2018: A Tale of Two Parties
The partisan gap between the number of seats Democrats and Republicans will defend in 2018’s U.S. Senate and gubernatorial races is at its largest in more than half a century
Much has been made about the missed opportunity by Democrats to win back the U.S. Senate in 2016 – gaining only two of the five seats they needed to claim a majority – particularly in light of the brutal electoral map the party now faces in 2018.
Next year Democrats will need to defend 23 of the 34 seats on the ballot for the nation’s upper legislative chamber, plus two other seats held by independents currently caucusing with the party.
Many of these seats are in purple or red states where Republicans are hoping victories will increase their advantage (most notably Joe Donnelly in Indiana, Claire McCaskill in Missouri, Jon Tester in Montana, Heidi Heitkamp in North Dakota, Sherrod Brown in Ohio, and Joe Manchin in West Virginia).
These 23 seats mark the largest number of Democratic U.S. Senate seats on the ballot since the disastrous 1980 cycle when the party had to protect 24 (and lost 12 of them).
But that fact is not quite as noteworthy as to what will simultaneously be happening at the top of the ticket in three dozen states.
Republicans will have to defend 26 of 36 gubernatorial races in 2018 – the largest number at stake for the GOP in more than half a century.
Taken together, next year’s elections will present a unique partisan landscape for the country.
Smart Politics examined the last 27 election cycles since 1964 and found that the 31-seat gap between the number of seats Democrats and Republicans need to defend in U.S. Senate and gubernatorial races in 2018 is the largest in more than half a century.

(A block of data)
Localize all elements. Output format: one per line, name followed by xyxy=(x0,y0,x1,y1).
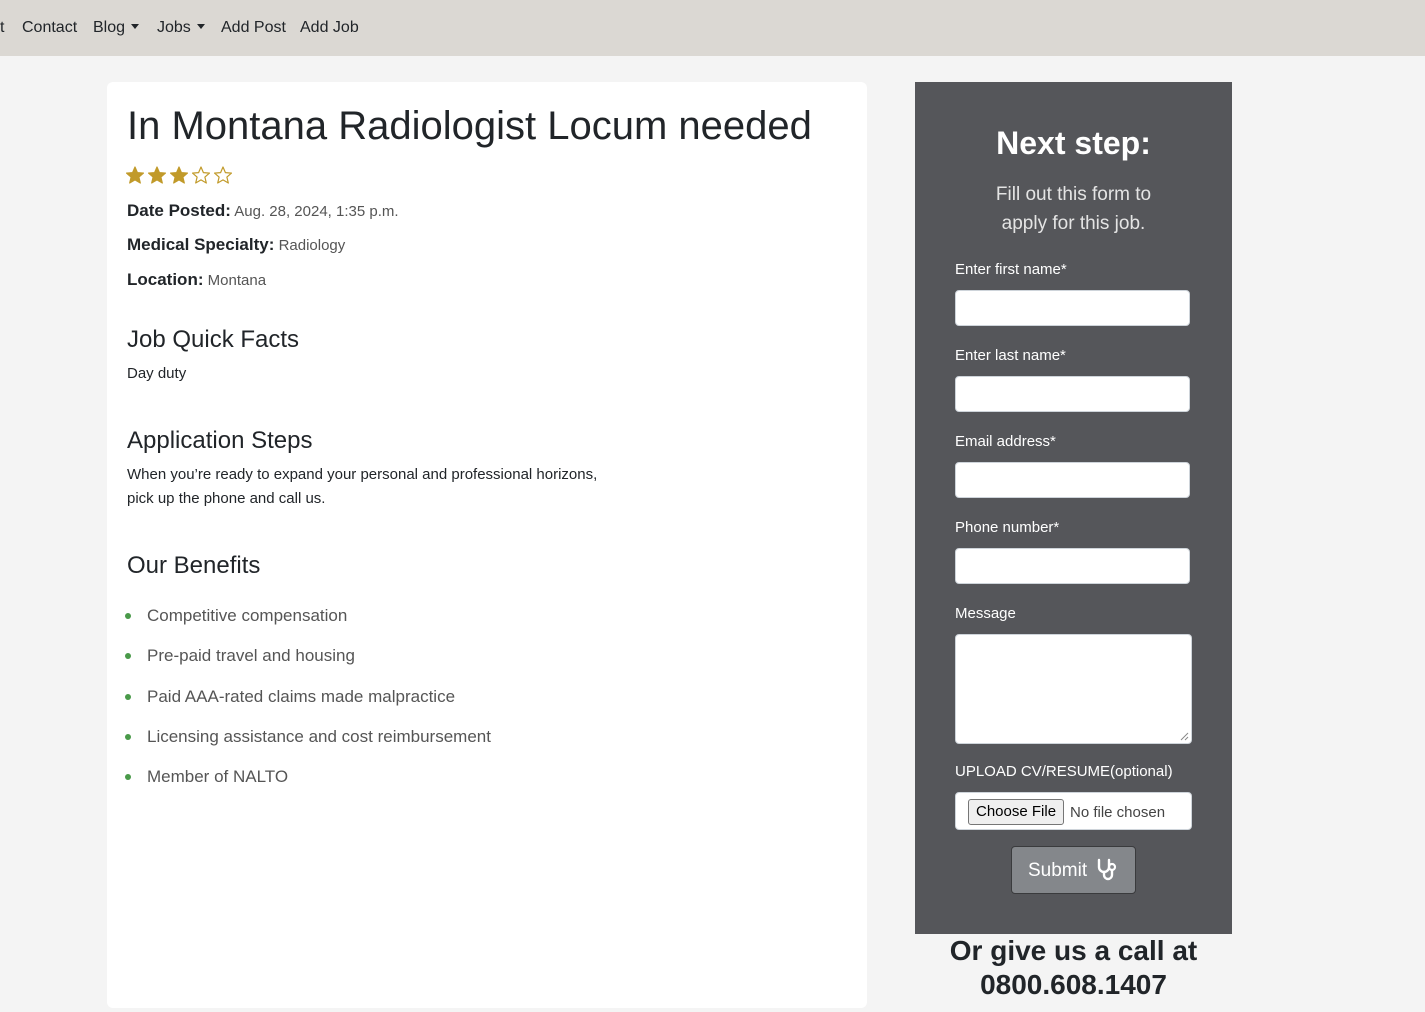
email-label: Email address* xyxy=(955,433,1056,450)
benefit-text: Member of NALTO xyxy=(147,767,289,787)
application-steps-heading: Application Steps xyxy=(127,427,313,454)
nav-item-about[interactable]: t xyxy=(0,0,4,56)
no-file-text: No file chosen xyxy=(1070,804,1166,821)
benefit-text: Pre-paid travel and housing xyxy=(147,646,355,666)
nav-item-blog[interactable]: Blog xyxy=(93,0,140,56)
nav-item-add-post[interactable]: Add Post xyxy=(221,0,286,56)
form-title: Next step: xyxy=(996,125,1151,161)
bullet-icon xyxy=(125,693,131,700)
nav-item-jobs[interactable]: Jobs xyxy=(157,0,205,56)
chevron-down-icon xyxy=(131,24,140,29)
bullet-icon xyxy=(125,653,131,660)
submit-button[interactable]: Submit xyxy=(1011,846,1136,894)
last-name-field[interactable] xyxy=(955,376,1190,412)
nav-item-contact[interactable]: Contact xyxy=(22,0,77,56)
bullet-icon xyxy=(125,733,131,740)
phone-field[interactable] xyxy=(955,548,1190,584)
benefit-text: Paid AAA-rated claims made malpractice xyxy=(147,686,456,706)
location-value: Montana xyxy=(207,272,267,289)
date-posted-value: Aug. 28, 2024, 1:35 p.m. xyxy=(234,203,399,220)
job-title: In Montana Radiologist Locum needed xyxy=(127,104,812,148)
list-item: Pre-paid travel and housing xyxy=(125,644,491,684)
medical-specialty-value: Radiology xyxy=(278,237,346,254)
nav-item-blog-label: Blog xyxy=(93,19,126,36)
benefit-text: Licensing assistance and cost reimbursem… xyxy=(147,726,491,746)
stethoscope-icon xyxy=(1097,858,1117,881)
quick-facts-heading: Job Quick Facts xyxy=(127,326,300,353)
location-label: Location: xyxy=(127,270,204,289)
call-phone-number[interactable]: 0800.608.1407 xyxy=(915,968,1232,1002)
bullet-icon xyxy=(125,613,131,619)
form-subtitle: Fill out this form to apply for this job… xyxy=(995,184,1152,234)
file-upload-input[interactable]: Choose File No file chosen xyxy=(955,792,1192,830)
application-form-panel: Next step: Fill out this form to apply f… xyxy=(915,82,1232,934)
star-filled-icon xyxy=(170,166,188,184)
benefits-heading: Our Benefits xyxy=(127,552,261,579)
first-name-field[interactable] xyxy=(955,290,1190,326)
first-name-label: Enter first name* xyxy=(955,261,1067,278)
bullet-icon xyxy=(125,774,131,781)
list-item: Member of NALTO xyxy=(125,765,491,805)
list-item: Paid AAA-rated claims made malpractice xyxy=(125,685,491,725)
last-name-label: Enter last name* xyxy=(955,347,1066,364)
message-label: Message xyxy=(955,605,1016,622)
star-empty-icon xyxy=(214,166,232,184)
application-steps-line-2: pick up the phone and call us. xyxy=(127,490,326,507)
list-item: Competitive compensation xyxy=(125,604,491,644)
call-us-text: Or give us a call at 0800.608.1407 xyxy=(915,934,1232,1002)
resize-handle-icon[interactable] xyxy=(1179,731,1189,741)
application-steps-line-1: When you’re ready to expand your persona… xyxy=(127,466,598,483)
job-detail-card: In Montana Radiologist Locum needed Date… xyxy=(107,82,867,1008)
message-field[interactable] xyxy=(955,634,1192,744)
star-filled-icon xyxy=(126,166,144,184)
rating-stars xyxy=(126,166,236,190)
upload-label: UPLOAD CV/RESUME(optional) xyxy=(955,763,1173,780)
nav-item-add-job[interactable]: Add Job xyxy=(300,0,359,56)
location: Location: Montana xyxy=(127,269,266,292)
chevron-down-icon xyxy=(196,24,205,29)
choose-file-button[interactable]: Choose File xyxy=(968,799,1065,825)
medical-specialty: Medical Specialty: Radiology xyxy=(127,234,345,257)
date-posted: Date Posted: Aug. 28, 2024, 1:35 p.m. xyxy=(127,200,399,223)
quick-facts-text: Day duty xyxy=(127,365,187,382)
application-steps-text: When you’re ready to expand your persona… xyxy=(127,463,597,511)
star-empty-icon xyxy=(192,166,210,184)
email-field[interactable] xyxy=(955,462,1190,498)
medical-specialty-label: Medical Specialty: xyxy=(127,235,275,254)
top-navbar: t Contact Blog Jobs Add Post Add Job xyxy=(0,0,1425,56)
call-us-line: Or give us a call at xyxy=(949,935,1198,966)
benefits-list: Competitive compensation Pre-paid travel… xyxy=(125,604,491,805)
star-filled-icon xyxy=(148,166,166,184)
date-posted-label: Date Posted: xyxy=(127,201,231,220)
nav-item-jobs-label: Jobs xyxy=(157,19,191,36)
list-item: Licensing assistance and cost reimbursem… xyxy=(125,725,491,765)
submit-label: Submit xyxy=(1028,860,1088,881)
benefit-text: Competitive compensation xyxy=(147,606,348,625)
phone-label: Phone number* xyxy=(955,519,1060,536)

...

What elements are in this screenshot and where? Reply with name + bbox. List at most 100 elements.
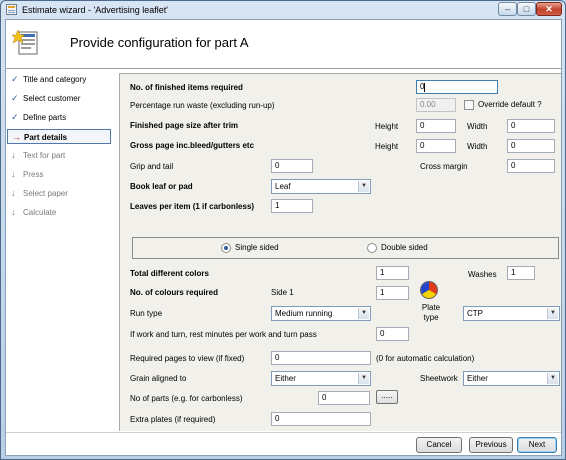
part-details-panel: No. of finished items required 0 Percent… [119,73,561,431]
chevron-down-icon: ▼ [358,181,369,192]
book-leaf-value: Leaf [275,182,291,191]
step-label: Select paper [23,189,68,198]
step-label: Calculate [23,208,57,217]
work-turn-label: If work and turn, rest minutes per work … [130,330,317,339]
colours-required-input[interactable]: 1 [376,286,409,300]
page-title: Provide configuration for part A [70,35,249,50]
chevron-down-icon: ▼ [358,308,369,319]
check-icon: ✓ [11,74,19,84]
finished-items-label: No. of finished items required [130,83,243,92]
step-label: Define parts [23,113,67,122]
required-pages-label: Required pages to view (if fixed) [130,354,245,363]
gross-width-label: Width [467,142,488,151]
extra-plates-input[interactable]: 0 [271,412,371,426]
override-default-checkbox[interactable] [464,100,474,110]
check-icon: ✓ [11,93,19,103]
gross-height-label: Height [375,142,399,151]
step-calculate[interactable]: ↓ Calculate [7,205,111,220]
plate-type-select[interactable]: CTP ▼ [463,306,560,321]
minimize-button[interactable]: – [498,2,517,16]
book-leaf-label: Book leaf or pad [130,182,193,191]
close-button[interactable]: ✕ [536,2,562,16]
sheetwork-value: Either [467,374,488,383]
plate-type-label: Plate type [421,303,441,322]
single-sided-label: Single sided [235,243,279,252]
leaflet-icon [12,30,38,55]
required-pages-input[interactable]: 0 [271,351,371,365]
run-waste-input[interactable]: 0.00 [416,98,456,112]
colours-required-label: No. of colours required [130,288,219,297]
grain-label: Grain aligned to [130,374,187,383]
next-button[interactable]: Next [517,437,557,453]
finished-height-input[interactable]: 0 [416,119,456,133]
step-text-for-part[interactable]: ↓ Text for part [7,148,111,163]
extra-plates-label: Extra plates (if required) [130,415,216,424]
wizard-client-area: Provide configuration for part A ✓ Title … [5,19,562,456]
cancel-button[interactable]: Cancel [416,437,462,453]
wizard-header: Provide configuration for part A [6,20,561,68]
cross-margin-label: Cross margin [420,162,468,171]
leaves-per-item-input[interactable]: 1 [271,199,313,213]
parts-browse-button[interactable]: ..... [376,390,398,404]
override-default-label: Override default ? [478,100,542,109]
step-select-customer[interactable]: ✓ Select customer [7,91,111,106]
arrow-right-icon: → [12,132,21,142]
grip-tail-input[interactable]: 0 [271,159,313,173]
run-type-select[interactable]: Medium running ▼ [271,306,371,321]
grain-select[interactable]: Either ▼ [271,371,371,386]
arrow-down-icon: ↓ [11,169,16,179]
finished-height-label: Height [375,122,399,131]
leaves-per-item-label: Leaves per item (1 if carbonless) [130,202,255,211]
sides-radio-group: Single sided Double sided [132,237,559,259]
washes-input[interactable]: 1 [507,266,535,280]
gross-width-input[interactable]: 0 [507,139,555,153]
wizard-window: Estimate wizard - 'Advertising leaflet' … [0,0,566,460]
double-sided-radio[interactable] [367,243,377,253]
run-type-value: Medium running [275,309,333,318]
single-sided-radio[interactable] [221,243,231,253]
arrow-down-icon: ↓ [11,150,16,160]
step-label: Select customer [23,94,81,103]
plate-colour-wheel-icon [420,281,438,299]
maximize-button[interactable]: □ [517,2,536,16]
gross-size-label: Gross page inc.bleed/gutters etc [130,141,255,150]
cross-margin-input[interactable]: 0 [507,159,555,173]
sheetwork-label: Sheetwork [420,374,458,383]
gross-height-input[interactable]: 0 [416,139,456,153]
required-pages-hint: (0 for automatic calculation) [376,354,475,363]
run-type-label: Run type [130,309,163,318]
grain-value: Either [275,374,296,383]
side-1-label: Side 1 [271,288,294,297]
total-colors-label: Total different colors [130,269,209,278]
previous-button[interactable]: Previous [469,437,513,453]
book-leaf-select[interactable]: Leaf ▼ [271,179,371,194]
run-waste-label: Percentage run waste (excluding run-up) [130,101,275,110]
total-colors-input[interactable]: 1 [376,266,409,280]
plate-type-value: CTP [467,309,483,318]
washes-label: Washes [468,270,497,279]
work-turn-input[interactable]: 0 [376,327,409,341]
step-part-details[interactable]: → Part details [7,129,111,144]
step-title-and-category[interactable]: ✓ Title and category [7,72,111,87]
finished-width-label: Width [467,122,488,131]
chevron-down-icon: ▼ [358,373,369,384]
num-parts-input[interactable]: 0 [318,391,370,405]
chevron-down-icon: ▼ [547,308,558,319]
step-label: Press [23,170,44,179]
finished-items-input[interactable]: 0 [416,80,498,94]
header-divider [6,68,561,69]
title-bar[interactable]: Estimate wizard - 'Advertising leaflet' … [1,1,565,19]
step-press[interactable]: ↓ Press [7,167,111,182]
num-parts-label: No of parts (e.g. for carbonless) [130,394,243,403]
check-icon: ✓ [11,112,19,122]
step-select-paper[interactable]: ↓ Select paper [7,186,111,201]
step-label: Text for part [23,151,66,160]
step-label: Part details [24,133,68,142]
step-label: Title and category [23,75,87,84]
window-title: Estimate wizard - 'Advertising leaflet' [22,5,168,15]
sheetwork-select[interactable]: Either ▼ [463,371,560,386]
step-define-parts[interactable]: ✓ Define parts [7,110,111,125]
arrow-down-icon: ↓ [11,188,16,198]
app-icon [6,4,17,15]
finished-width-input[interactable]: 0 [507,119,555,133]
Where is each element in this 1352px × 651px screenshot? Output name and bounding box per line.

...

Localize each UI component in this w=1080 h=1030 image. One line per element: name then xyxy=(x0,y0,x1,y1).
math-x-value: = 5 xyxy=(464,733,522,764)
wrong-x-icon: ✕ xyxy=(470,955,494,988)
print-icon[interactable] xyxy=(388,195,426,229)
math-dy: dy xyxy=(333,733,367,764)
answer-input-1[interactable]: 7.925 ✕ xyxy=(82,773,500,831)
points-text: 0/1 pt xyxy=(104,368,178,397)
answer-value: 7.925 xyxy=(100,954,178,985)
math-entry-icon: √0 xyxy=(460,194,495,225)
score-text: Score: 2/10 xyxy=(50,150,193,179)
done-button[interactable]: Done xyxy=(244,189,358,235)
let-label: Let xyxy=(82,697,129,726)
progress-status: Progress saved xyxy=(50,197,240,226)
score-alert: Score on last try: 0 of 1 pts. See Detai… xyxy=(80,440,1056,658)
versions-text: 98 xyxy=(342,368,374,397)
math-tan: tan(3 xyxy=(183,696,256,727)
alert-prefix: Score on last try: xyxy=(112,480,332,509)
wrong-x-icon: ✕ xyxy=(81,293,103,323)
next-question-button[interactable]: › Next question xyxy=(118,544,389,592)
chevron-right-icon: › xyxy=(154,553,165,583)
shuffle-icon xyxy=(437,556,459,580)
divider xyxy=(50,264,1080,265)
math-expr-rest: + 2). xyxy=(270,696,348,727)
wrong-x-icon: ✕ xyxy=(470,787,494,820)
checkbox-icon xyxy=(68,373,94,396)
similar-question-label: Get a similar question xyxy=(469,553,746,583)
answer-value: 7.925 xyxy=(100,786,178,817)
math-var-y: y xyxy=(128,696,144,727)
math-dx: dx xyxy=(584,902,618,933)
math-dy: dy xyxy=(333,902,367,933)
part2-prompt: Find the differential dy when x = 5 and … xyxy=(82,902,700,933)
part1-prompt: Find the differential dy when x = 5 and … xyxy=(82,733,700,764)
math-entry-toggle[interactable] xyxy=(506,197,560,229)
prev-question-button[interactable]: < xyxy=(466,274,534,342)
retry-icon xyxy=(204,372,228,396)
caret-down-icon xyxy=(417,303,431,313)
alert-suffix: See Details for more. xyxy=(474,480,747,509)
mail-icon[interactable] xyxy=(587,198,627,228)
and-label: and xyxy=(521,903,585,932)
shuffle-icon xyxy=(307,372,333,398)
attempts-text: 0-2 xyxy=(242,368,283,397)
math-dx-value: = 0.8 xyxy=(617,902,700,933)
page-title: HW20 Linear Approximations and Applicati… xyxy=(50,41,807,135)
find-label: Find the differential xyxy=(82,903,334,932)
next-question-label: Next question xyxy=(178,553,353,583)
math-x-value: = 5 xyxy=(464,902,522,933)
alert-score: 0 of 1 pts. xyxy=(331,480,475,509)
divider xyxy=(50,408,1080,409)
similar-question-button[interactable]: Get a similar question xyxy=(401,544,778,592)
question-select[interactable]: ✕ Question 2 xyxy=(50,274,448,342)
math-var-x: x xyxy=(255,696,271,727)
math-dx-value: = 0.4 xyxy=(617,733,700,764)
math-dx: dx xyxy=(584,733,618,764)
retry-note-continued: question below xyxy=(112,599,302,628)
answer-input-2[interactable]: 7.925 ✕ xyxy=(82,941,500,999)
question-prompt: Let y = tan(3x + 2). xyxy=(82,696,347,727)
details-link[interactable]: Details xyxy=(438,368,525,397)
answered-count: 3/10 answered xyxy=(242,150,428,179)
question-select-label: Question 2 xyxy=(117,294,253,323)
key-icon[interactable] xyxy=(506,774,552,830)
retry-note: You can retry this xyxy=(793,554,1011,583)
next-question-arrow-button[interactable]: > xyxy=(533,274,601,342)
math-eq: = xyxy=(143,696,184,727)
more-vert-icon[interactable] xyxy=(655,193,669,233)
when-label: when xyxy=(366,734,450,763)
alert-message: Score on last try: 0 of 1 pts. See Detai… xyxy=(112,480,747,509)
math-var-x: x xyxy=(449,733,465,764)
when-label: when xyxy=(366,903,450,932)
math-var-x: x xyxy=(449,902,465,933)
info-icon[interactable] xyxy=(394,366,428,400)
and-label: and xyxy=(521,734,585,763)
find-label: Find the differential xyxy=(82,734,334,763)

# [Exercise tasks]
a: Return, word for word, the part of the passage on the 2018 Senate and gubernatorial races between "Next year Democrats" and "in West Virginia).", inclusive.
b: Carry the passage on the 2018 Senate and gubernatorial races forward from its final sentence.

# [Outputs]
a:
Next year Democrats will need to defend 23 of the 34 seats on the ballot for the nation’s upper legislative chamber, plus two other seats held by independents currently caucusing with the party.
Many of these seats are in purple or red states where Republicans are hoping victories will increase their advantage (most notably Joe Donnelly in Indiana, Claire McCaskill in Missouri, Jon Tester in Montana, Heidi Heitkamp in North Dakota, Sherrod Brown in Ohio, and Joe Manchin in West Virginia).

b:
With the addition of Alabama’s special election on the ballot next year, Democrats will defend 14 more U.S. Senate seats than Republicans (23 to 9). Independents Angus King of Maine and Bernie Sanders of Vermont are also up for reelection.
Meanwhile, Republicans will defend 17 more gubernatorial seats than the Democrats (26 to 9) for a 31-seat partisan differential in races for these two high profile offices.
This is a highly unusual scenario, with the average partisan seat gap during the previous 27 cycles coming in at less than one-third this level at 8.7 seats, including 9.7 seats during the last 13 midterms since 1966.
In 15 of the 27 election cycles since 1964, the same party had to protect more seats in both gubernatorial and U.S. Senate races.
Democrats held more seats than Republicans in races on the ballot for both offices in 12 of these cycles (1964, 1966, 1968, 1974, 1976, 1978, 1980, 1982, 1994, 2004, 2010, 2012) with Republicans having more in three (1984, 2002, 2006).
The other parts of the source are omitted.